(Dataset items)
· · · · ·
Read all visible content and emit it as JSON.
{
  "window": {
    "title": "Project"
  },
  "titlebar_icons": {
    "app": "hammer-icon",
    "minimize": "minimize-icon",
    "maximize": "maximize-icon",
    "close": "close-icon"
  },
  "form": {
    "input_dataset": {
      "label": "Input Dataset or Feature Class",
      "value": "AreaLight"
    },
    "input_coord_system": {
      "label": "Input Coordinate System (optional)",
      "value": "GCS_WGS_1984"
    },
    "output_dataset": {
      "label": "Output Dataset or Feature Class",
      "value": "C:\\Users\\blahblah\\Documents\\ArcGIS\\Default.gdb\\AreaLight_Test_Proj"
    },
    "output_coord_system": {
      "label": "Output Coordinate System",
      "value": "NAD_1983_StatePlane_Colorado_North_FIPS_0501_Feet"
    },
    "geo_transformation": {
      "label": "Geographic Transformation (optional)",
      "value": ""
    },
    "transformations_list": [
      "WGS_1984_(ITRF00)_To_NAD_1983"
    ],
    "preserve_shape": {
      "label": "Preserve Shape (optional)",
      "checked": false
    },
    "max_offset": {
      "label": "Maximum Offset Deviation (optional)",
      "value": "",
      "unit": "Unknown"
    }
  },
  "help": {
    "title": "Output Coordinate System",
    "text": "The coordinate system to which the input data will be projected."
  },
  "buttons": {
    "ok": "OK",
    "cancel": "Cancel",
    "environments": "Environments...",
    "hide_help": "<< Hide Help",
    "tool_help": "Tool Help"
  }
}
· · · · ·
(What to work on): Look through the records and gather each line with the word "value".

(Answer below):
      "value": "AreaLight"
      "value": "GCS_WGS_1984"
      "value": "C:\\Users\\blahblah\\Documents\\ArcGIS\\Default.gdb\\AreaLight_Test_Proj"
      "value": "NAD_1983_StatePlane_Colorado_North_FIPS_0501_Feet"
      "value": ""
      "value": "",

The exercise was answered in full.